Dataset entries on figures

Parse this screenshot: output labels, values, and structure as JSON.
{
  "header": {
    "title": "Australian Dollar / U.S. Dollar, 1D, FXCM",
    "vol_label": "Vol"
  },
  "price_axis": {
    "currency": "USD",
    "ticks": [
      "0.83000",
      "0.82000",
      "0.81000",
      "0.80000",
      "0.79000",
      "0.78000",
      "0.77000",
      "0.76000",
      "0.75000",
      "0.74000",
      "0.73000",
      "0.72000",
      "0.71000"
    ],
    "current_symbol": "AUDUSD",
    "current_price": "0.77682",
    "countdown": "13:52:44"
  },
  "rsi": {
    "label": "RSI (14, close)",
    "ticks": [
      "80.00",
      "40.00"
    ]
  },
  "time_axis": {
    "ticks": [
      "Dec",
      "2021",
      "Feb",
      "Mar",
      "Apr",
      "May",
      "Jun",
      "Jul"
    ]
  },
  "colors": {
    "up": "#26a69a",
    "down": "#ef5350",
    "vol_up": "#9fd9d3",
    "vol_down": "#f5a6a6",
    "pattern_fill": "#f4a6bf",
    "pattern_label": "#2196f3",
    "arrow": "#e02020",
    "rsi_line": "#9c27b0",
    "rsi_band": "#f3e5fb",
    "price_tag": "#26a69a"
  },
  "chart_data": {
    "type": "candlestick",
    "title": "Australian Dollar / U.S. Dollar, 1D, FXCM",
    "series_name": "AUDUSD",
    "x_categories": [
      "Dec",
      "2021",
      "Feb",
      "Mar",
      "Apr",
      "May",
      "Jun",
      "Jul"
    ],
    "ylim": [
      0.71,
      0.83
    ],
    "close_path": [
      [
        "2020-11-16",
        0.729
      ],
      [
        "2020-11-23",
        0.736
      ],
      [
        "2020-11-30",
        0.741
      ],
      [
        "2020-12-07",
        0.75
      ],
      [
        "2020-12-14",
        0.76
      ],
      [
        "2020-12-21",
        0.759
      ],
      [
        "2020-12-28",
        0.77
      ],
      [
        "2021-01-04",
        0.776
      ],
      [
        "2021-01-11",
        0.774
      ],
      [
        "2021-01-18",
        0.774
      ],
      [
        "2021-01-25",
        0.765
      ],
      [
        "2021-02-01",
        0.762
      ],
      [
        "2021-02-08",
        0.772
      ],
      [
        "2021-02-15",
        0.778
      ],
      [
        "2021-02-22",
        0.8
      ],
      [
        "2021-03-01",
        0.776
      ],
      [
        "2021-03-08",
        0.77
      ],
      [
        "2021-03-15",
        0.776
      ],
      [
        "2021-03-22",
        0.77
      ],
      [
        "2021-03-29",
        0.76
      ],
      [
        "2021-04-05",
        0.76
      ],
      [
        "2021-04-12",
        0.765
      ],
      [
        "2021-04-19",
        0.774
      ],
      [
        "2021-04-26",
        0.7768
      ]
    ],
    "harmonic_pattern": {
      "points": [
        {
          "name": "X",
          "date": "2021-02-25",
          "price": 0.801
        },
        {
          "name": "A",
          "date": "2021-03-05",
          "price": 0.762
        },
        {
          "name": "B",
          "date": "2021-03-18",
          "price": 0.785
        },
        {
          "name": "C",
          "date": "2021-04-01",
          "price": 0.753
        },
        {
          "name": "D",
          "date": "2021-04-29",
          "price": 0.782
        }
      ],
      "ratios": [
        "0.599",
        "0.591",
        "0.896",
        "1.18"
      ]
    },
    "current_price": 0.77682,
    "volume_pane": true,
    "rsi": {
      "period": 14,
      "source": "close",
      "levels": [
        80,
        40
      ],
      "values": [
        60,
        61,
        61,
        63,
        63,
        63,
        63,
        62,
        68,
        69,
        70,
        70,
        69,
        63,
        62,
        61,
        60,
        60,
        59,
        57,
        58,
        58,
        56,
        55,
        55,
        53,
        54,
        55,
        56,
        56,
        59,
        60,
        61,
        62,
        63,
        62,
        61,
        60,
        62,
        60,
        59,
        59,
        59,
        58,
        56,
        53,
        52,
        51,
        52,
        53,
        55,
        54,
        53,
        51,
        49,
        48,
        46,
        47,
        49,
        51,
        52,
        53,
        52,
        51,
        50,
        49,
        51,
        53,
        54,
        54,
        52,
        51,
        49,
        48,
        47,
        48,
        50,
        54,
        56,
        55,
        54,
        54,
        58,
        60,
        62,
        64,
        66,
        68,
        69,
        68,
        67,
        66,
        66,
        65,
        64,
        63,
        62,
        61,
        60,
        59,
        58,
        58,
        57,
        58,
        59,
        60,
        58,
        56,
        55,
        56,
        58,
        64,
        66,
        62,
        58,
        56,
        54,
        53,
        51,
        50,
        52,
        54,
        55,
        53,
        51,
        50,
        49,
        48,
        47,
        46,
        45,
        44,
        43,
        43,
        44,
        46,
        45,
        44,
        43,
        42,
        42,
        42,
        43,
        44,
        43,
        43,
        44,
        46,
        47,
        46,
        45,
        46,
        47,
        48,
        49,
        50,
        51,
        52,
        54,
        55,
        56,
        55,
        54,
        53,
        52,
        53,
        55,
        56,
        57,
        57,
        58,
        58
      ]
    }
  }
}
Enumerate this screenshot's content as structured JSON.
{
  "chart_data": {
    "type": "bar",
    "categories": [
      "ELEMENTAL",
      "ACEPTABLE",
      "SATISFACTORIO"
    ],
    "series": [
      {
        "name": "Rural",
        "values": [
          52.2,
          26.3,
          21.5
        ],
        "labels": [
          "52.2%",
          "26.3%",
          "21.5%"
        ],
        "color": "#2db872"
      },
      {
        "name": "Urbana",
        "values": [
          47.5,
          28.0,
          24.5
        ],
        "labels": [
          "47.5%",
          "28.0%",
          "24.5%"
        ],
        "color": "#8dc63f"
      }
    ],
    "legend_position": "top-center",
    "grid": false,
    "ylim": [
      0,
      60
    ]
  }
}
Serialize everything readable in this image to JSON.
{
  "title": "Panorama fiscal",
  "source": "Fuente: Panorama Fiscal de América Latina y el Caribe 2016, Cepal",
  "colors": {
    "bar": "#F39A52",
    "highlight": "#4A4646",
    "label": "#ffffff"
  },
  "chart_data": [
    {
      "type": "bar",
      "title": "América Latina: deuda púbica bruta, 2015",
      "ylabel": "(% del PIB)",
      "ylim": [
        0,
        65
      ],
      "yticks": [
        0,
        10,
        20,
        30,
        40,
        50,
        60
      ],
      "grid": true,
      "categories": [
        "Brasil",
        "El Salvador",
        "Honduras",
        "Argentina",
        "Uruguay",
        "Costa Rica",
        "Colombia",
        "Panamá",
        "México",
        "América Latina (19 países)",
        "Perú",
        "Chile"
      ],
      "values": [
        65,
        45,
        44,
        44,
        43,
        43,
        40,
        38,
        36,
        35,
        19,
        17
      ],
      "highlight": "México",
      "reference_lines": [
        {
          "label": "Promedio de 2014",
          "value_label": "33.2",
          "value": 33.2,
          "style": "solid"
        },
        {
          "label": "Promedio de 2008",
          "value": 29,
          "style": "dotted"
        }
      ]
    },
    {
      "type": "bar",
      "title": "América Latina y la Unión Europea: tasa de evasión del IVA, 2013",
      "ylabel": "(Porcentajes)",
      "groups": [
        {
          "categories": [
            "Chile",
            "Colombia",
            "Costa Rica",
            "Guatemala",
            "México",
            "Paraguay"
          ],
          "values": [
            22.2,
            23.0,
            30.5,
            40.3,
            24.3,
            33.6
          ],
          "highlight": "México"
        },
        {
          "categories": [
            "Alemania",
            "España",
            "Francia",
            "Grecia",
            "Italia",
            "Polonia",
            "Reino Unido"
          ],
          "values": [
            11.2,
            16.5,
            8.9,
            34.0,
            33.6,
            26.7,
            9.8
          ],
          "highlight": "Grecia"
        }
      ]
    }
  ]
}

Task description
Your answer should be a single number: the count of lines holding the word "América".

Reply
4